Copy out the lines that include the word "screenshot".

===== Data extract

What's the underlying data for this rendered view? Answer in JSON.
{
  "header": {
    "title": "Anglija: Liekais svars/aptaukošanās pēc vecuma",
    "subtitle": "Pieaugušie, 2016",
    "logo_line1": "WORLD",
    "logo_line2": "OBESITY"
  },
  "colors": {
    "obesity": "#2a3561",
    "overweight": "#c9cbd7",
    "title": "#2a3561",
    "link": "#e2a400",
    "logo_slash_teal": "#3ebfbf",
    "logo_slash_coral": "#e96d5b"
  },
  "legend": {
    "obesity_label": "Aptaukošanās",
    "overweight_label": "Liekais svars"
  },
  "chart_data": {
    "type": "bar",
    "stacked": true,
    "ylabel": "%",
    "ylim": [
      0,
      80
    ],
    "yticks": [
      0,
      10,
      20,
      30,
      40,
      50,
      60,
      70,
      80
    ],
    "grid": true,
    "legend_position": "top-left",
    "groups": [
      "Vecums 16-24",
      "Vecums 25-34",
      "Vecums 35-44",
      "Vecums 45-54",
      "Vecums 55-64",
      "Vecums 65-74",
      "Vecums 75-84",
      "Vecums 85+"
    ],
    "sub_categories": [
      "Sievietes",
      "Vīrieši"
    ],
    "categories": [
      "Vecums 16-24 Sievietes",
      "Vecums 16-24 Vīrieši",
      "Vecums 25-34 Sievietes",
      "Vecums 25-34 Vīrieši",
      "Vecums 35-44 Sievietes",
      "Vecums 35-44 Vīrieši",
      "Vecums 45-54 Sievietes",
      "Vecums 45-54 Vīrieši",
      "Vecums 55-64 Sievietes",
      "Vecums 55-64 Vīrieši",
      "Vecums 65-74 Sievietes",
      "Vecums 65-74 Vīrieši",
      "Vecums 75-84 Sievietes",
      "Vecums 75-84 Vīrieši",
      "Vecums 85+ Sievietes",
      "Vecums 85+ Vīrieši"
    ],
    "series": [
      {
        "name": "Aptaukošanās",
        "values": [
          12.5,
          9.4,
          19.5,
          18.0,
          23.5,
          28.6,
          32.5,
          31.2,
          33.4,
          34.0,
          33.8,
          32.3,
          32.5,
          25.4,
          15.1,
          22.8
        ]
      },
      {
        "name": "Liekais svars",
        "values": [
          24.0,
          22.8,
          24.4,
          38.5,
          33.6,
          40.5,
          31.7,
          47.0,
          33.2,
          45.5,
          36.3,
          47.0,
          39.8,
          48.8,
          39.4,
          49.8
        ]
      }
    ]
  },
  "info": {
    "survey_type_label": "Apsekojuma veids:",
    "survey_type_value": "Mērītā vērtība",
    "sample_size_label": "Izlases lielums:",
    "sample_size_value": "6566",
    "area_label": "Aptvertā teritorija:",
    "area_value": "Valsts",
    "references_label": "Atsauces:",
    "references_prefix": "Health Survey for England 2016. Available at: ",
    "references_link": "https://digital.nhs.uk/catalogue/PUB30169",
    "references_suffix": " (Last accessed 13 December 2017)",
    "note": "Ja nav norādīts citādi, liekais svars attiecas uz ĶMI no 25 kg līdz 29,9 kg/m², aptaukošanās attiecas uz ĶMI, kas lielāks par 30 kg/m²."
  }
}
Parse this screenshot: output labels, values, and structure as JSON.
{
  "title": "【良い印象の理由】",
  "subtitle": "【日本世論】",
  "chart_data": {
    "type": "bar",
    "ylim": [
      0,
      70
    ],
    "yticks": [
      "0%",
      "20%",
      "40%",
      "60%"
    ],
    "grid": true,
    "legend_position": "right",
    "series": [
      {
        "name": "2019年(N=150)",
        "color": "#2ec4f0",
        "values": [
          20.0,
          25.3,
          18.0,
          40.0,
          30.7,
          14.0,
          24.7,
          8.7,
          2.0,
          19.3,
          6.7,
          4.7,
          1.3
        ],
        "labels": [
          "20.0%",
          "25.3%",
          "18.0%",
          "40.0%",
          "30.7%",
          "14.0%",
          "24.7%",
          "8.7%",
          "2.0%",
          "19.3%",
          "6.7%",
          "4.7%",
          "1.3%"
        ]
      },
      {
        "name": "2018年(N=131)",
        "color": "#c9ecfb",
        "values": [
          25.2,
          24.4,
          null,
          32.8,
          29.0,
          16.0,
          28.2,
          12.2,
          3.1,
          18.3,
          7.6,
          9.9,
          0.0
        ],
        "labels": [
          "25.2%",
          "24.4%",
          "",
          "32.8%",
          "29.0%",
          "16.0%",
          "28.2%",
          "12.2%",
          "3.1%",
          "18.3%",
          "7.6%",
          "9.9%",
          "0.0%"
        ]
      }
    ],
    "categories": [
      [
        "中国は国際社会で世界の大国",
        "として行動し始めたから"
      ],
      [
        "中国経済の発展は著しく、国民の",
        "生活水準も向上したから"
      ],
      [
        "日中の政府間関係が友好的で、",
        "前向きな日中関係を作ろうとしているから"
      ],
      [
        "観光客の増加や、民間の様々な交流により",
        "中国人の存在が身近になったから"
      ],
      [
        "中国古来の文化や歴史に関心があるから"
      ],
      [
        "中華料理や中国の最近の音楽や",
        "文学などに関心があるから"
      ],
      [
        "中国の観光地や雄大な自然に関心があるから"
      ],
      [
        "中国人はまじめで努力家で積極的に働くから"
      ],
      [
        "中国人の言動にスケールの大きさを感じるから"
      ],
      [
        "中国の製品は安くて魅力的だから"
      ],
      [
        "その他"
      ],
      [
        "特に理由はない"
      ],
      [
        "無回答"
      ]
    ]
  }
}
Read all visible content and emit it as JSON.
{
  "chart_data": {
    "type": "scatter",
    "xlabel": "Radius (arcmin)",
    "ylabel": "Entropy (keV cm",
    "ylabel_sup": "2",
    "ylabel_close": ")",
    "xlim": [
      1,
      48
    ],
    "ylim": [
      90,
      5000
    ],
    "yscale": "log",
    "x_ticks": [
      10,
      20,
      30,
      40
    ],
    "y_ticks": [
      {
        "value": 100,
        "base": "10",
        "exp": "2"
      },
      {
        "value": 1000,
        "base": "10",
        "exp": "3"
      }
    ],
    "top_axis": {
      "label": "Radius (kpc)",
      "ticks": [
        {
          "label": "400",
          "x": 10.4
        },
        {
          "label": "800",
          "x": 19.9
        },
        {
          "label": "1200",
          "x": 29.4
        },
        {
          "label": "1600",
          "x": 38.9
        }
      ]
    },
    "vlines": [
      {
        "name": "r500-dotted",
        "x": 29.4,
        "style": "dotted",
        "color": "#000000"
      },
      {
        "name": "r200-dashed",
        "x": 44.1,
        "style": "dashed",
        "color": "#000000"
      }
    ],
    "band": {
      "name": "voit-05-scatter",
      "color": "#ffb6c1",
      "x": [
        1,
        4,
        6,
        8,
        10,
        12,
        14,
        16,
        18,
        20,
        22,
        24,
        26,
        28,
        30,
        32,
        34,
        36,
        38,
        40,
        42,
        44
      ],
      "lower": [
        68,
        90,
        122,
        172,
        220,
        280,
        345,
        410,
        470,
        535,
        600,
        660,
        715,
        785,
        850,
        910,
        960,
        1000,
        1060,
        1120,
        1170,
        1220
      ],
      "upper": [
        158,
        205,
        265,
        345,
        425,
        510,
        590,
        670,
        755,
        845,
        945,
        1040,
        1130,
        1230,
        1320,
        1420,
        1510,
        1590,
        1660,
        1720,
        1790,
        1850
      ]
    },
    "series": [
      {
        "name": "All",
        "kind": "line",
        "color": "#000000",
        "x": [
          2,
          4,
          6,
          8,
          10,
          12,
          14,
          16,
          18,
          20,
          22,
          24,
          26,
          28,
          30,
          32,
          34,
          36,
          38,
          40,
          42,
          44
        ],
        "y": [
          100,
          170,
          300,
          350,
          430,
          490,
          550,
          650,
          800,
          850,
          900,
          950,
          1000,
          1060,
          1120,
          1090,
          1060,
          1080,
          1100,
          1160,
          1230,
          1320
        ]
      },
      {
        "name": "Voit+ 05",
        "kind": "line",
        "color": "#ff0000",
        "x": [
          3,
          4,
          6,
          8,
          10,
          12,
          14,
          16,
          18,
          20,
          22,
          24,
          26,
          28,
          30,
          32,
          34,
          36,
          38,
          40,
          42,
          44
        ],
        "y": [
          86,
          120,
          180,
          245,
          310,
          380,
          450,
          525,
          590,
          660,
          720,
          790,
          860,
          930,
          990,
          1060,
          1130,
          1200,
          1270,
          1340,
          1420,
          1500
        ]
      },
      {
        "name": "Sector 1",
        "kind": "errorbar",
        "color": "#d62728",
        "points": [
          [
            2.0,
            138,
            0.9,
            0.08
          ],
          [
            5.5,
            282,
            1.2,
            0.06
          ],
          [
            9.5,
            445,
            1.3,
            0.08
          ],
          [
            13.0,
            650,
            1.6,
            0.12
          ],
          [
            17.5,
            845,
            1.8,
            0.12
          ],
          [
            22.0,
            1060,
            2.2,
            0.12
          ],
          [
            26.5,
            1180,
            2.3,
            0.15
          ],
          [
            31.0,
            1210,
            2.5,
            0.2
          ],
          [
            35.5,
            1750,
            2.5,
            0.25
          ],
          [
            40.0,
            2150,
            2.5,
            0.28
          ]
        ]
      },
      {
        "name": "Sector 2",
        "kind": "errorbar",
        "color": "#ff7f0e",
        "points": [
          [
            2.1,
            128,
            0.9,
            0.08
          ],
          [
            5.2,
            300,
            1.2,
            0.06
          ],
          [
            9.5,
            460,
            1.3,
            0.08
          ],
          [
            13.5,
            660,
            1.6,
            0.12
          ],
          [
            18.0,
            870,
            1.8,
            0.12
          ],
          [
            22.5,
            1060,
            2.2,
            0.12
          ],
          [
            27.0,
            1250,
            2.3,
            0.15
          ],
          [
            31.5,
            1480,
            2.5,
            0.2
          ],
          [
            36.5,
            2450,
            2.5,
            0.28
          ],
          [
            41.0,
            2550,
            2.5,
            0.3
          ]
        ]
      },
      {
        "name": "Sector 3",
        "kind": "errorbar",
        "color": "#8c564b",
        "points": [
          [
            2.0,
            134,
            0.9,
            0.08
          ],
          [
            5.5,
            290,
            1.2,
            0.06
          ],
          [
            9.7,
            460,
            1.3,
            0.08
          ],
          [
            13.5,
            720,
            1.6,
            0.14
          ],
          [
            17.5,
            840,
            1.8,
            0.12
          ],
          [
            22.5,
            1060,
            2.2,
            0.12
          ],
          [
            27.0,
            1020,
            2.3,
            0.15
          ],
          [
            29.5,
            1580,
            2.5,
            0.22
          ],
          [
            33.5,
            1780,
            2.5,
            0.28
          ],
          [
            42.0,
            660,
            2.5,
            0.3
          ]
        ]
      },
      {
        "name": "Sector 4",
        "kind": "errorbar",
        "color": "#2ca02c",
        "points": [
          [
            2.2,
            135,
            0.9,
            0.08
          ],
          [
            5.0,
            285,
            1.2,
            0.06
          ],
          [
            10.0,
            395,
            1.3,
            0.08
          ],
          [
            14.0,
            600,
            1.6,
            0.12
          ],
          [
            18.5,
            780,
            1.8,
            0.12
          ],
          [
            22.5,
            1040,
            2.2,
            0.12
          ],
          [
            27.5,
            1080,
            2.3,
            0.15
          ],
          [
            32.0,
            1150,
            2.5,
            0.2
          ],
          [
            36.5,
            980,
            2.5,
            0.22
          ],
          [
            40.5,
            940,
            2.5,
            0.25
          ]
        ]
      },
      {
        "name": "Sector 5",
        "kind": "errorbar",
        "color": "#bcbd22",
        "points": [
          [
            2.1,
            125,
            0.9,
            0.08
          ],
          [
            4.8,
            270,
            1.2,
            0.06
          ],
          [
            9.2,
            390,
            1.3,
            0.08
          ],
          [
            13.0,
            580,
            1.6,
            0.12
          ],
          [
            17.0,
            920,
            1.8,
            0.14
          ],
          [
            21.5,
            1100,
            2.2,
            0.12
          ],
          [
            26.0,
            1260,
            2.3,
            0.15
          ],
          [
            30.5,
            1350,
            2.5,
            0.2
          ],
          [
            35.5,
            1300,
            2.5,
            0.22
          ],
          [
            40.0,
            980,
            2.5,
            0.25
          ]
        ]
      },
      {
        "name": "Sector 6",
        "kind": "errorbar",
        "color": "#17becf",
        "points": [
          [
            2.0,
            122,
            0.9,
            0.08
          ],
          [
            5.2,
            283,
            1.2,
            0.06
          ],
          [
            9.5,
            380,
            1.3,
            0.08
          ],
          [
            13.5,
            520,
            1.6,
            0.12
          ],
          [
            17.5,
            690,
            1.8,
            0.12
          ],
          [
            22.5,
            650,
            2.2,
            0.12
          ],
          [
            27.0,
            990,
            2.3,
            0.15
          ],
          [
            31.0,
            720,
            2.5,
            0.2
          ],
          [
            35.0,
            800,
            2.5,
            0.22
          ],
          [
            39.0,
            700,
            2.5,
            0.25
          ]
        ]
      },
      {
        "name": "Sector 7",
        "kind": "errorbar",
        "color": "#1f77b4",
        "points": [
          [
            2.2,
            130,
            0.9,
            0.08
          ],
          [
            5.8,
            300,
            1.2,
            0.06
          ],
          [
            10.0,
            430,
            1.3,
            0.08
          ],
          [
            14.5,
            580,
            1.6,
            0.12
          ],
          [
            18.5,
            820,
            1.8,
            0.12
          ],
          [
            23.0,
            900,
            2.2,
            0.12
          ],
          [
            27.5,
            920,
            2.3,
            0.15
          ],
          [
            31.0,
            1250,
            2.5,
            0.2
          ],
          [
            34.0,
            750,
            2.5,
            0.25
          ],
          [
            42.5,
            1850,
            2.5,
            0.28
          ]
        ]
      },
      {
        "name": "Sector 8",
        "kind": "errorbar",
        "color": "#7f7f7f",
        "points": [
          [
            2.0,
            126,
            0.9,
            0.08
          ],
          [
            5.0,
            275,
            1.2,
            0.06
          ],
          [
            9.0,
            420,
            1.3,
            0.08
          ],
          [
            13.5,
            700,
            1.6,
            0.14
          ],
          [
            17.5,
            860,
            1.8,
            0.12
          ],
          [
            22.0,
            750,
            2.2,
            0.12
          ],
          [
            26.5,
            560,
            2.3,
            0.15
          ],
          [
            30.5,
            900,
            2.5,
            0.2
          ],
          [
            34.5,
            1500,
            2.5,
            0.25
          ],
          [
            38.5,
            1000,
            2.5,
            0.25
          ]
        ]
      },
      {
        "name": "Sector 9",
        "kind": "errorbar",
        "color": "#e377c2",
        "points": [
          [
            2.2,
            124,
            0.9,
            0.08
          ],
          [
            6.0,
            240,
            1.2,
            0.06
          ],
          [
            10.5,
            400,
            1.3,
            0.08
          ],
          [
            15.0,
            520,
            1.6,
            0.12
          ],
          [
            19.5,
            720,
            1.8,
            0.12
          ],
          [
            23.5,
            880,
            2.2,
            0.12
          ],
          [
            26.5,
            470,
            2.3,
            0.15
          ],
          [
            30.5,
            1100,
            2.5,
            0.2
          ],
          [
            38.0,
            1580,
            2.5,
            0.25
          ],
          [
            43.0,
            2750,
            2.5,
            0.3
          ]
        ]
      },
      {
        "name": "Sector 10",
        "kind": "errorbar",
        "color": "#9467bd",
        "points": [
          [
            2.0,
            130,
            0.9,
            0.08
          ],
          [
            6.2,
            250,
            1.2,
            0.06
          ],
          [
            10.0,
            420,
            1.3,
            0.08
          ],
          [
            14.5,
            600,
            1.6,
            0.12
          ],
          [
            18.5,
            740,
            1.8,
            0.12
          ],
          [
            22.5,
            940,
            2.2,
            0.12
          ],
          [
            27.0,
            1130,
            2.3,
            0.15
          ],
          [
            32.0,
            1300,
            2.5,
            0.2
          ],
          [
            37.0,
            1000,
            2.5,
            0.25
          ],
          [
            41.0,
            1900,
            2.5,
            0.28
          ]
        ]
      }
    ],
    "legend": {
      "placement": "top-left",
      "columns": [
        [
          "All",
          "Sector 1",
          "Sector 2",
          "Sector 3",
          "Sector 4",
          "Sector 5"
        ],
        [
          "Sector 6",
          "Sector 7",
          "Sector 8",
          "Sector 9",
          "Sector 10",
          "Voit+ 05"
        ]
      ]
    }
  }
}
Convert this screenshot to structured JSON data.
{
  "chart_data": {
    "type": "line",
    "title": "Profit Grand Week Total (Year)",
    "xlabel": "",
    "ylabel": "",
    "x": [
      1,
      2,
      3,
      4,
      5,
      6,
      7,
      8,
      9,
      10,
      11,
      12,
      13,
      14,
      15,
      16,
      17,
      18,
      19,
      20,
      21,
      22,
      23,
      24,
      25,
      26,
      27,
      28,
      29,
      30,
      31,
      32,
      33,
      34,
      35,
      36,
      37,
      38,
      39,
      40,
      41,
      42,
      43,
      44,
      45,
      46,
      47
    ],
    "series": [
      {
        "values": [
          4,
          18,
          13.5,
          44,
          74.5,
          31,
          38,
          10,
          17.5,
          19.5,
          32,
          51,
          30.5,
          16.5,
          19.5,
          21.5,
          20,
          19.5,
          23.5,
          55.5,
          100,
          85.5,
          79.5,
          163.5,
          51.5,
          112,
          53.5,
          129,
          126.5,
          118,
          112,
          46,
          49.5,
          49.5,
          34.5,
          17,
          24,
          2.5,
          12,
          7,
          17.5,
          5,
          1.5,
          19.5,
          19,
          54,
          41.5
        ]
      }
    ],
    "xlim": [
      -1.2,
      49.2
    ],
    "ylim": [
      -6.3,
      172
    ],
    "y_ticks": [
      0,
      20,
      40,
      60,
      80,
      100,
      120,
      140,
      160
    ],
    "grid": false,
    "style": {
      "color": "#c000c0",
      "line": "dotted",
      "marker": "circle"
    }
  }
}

==========

* The solution
Parse this screenshot: output labels, values, and structure as JSON.
Convert this screenshot to structured JSON data.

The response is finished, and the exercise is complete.